▼
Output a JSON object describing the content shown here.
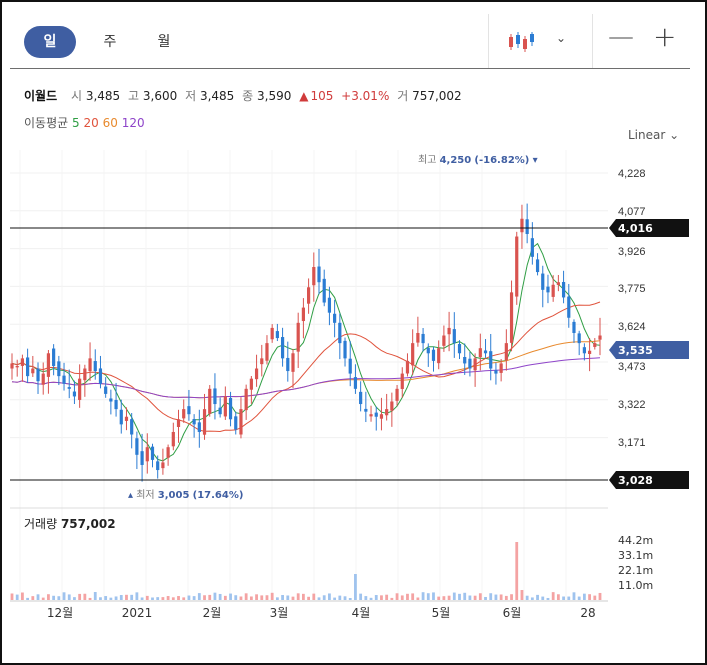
{
  "tabs": {
    "day": "일",
    "week": "주",
    "month": "월"
  },
  "toolbar": {
    "candle_icon": "candlestick-icon",
    "chevron": "⌄",
    "zoom_out": "—",
    "zoom_in": "+"
  },
  "stock": {
    "name": "이월드",
    "open_label": "시",
    "open": "3,485",
    "high_label": "고",
    "high": "3,600",
    "low_label": "저",
    "low": "3,485",
    "close_label": "종",
    "close": "3,590",
    "change_arrow": "▲",
    "change": "105",
    "change_pct": "+3.01%",
    "volume_label": "거",
    "volume": "757,002"
  },
  "moving_average": {
    "label": "이동평균",
    "periods": [
      {
        "value": "5",
        "color": "#2f9e44"
      },
      {
        "value": "20",
        "color": "#e0533c"
      },
      {
        "value": "60",
        "color": "#e88a2e"
      },
      {
        "value": "120",
        "color": "#8e44c9"
      }
    ]
  },
  "scale_label": "Linear",
  "colors": {
    "up": "#d9534f",
    "down": "#2b7cd3",
    "accent": "#3f5ea2"
  },
  "chart_data": {
    "type": "candlestick",
    "yticks": [
      "4,228",
      "4,077",
      "3,926",
      "3,775",
      "3,624",
      "3,473",
      "3,322",
      "3,171"
    ],
    "xticks": [
      "12월",
      "2021",
      "2월",
      "3월",
      "4월",
      "5월",
      "6월",
      "28"
    ],
    "markers": {
      "high": {
        "label": "최고",
        "value": "4,250",
        "pct": "(-16.82%)"
      },
      "low": {
        "label": "최저",
        "value": "3,005",
        "pct": "(17.64%)"
      }
    },
    "price_tags": [
      {
        "value": "4,016",
        "style": "dark"
      },
      {
        "value": "3,535",
        "style": "accent"
      },
      {
        "value": "3,028",
        "style": "dark"
      }
    ],
    "volume": {
      "label": "거래량",
      "value": "757,002",
      "yticks": [
        "44.2m",
        "33.1m",
        "22.1m",
        "11.0m"
      ]
    },
    "closes": [
      3480,
      3470,
      3500,
      3430,
      3460,
      3410,
      3440,
      3520,
      3470,
      3430,
      3400,
      3380,
      3350,
      3420,
      3460,
      3500,
      3450,
      3400,
      3360,
      3330,
      3300,
      3240,
      3270,
      3200,
      3120,
      3080,
      3150,
      3100,
      3060,
      3090,
      3150,
      3210,
      3260,
      3300,
      3280,
      3240,
      3210,
      3300,
      3380,
      3320,
      3280,
      3350,
      3260,
      3220,
      3300,
      3380,
      3420,
      3460,
      3500,
      3560,
      3620,
      3580,
      3500,
      3450,
      3520,
      3640,
      3700,
      3780,
      3860,
      3800,
      3720,
      3680,
      3640,
      3560,
      3500,
      3440,
      3380,
      3320,
      3290,
      3280,
      3270,
      3280,
      3300,
      3330,
      3380,
      3440,
      3490,
      3560,
      3600,
      3560,
      3520,
      3490,
      3540,
      3590,
      3620,
      3560,
      3520,
      3480,
      3460,
      3500,
      3540,
      3520,
      3460,
      3440,
      3480,
      3560,
      3760,
      3980,
      4050,
      3990,
      3900,
      3840,
      3770,
      3760,
      3790,
      3800,
      3740,
      3660,
      3600,
      3560,
      3520,
      3530,
      3560,
      3590
    ]
  }
}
▲
→ **WHAT YOU WILL DO**: Set down the material exactly, every line of it, except for the pictures.

→ **SOLUTION**:
Output a JSON object describing the content shown here.
{
  "tabs": {
    "day": "일",
    "week": "주",
    "month": "월"
  },
  "toolbar": {
    "candle_icon": "candlestick-icon",
    "chevron": "⌄",
    "zoom_out": "—",
    "zoom_in": "+"
  },
  "stock": {
    "name": "이월드",
    "open_label": "시",
    "open": "3,485",
    "high_label": "고",
    "high": "3,600",
    "low_label": "저",
    "low": "3,485",
    "close_label": "종",
    "close": "3,590",
    "change_arrow": "▲",
    "change": "105",
    "change_pct": "+3.01%",
    "volume_label": "거",
    "volume": "757,002"
  },
  "moving_average": {
    "label": "이동평균",
    "periods": [
      {
        "value": "5",
        "color": "#2f9e44"
      },
      {
        "value": "20",
        "color": "#e0533c"
      },
      {
        "value": "60",
        "color": "#e88a2e"
      },
      {
        "value": "120",
        "color": "#8e44c9"
      }
    ]
  },
  "scale_label": "Linear",
  "colors": {
    "up": "#d9534f",
    "down": "#2b7cd3",
    "accent": "#3f5ea2"
  },
  "chart_data": {
    "type": "candlestick",
    "yticks": [
      "4,228",
      "4,077",
      "3,926",
      "3,775",
      "3,624",
      "3,473",
      "3,322",
      "3,171"
    ],
    "xticks": [
      "12월",
      "2021",
      "2월",
      "3월",
      "4월",
      "5월",
      "6월",
      "28"
    ],
    "markers": {
      "high": {
        "label": "최고",
        "value": "4,250",
        "pct": "(-16.82%)"
      },
      "low": {
        "label": "최저",
        "value": "3,005",
        "pct": "(17.64%)"
      }
    },
    "price_tags": [
      {
        "value": "4,016",
        "style": "dark"
      },
      {
        "value": "3,535",
        "style": "accent"
      },
      {
        "value": "3,028",
        "style": "dark"
      }
    ],
    "volume": {
      "label": "거래량",
      "value": "757,002",
      "yticks": [
        "44.2m",
        "33.1m",
        "22.1m",
        "11.0m"
      ]
    },
    "closes": [
      3480,
      3470,
      3500,
      3430,
      3460,
      3410,
      3440,
      3520,
      3470,
      3430,
      3400,
      3380,
      3350,
      3420,
      3460,
      3500,
      3450,
      3400,
      3360,
      3330,
      3300,
      3240,
      3270,
      3200,
      3120,
      3080,
      3150,
      3100,
      3060,
      3090,
      3150,
      3210,
      3260,
      3300,
      3280,
      3240,
      3210,
      3300,
      3380,
      3320,
      3280,
      3350,
      3260,
      3220,
      3300,
      3380,
      3420,
      3460,
      3500,
      3560,
      3620,
      3580,
      3500,
      3450,
      3520,
      3640,
      3700,
      3780,
      3860,
      3800,
      3720,
      3680,
      3640,
      3560,
      3500,
      3440,
      3380,
      3320,
      3290,
      3280,
      3270,
      3280,
      3300,
      3330,
      3380,
      3440,
      3490,
      3560,
      3600,
      3560,
      3520,
      3490,
      3540,
      3590,
      3620,
      3560,
      3520,
      3480,
      3460,
      3500,
      3540,
      3520,
      3460,
      3440,
      3480,
      3560,
      3760,
      3980,
      4050,
      3990,
      3900,
      3840,
      3770,
      3760,
      3790,
      3800,
      3740,
      3660,
      3600,
      3560,
      3520,
      3530,
      3560,
      3590
    ]
  }
}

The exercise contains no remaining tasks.